_Work to do:_
Give back every line exactly as it appears, pictures excluded.

____

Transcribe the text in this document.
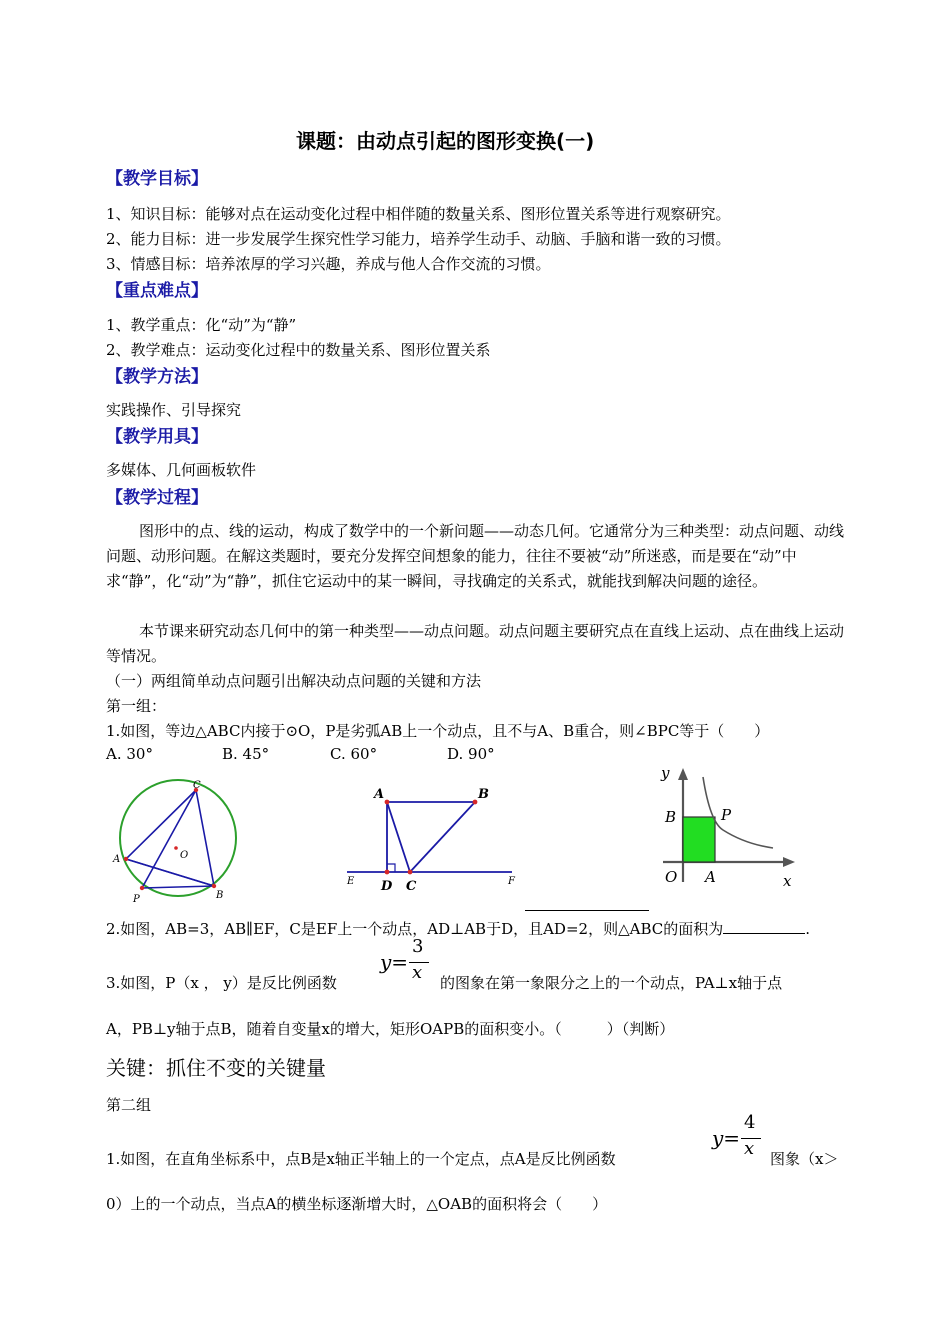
课题：由动点引起的图形变换(一)
【教学目标】
1、知识目标：能够对点在运动变化过程中相伴随的数量关系、图形位置关系等进行观察研究。
2、能力目标：进一步发展学生探究性学习能力，培养学生动手、动脑、手脑和谐一致的习惯。
3、情感目标：培养浓厚的学习兴趣，养成与他人合作交流的习惯。
【重点难点】
1、教学重点：化“动”为“静”
2、教学难点：运动变化过程中的数量关系、图形位置关系
【教学方法】
实践操作、引导探究
【教学用具】
多媒体、几何画板软件
【教学过程】
图形中的点、线的运动，构成了数学中的一个新问题——动态几何。它通常分为三种类型：动点问题、动线问题、动形问题。在解这类题时，要充分发挥空间想象的能力，往往不要被“动”所迷惑，而是要在“动”中求“静”，化“动”为“静”，抓住它运动中的某一瞬间，寻找确定的关系式，就能找到解决问题的途径。
本节课来研究动态几何中的第一种类型——动点问题。动点问题主要研究点在直线上运动、点在曲线上运动等情况。
（一）两组简单动点问题引出解决动点问题的关键和方法
第一组：
1.如图，等边△ABC内接于⊙O，P是劣弧AB上一个动点，且不与A、B重合，则∠BPC等于（　　）
A. 30°	B. 45°	C. 60°	D. 90°
C
A
B
P
O
A	B
D C
E	F
y
x
O A
B	P
2.如图，AB=3，AB∥EF，C是EF上一个动点，AD⊥AB于D，且AD=2，则△ABC的面积为	.
3.如图，P（x ， y）是反比例函数
y=
3
x 的图象在第一象限分之上的一个动点，PA⊥x轴于点
A，PB⊥y轴于点B，随着自变量x的增大，矩形OAPB的面积变小。（　　　）（判断）
关键：抓住不变的关键量
第二组
1.如图，在直角坐标系中，点B是x轴正半轴上的一个定点，点A是反比例函数
y=
4
x 图象（x＞
0）上的一个动点，当点A的横坐标逐渐增大时，△OAB的面积将会（　　）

____

_Solution to the problem:_
Transcribe the text in this document.
课题：由动点引起的图形变换(一)
【教学目标】
1、知识目标：能够对点在运动变化过程中相伴随的数量关系、图形位置关系等进行观察研究。
2、能力目标：进一步发展学生探究性学习能力，培养学生动手、动脑、手脑和谐一致的习惯。
3、情感目标：培养浓厚的学习兴趣，养成与他人合作交流的习惯。
【重点难点】
1、教学重点：化“动”为“静”
2、教学难点：运动变化过程中的数量关系、图形位置关系
【教学方法】
实践操作、引导探究
【教学用具】
多媒体、几何画板软件
【教学过程】
图形中的点、线的运动，构成了数学中的一个新问题——动态几何。它通常分为三种类型：动点问题、动线问题、动形问题。在解这类题时，要充分发挥空间想象的能力，往往不要被“动”所迷惑，而是要在“动”中求“静”，化“动”为“静”，抓住它运动中的某一瞬间，寻找确定的关系式，就能找到解决问题的途径。
本节课来研究动态几何中的第一种类型——动点问题。动点问题主要研究点在直线上运动、点在曲线上运动等情况。
（一）两组简单动点问题引出解决动点问题的关键和方法
第一组：
1.如图，等边△ABC内接于⊙O，P是劣弧AB上一个动点，且不与A、B重合，则∠BPC等于（　　）
A. 30°	B. 45°	C. 60°	D. 90°
C
A
B
P
O
A	B
D C
E	F
y
x
O A
B	P
2.如图，AB=3，AB∥EF，C是EF上一个动点，AD⊥AB于D，且AD=2，则△ABC的面积为	.
3.如图，P（x ， y）是反比例函数
y=
3
x 的图象在第一象限分之上的一个动点，PA⊥x轴于点
A，PB⊥y轴于点B，随着自变量x的增大，矩形OAPB的面积变小。（　　　）（判断）
关键：抓住不变的关键量
第二组
1.如图，在直角坐标系中，点B是x轴正半轴上的一个定点，点A是反比例函数
y=
4
x 图象（x＞
0）上的一个动点，当点A的横坐标逐渐增大时，△OAB的面积将会（　　）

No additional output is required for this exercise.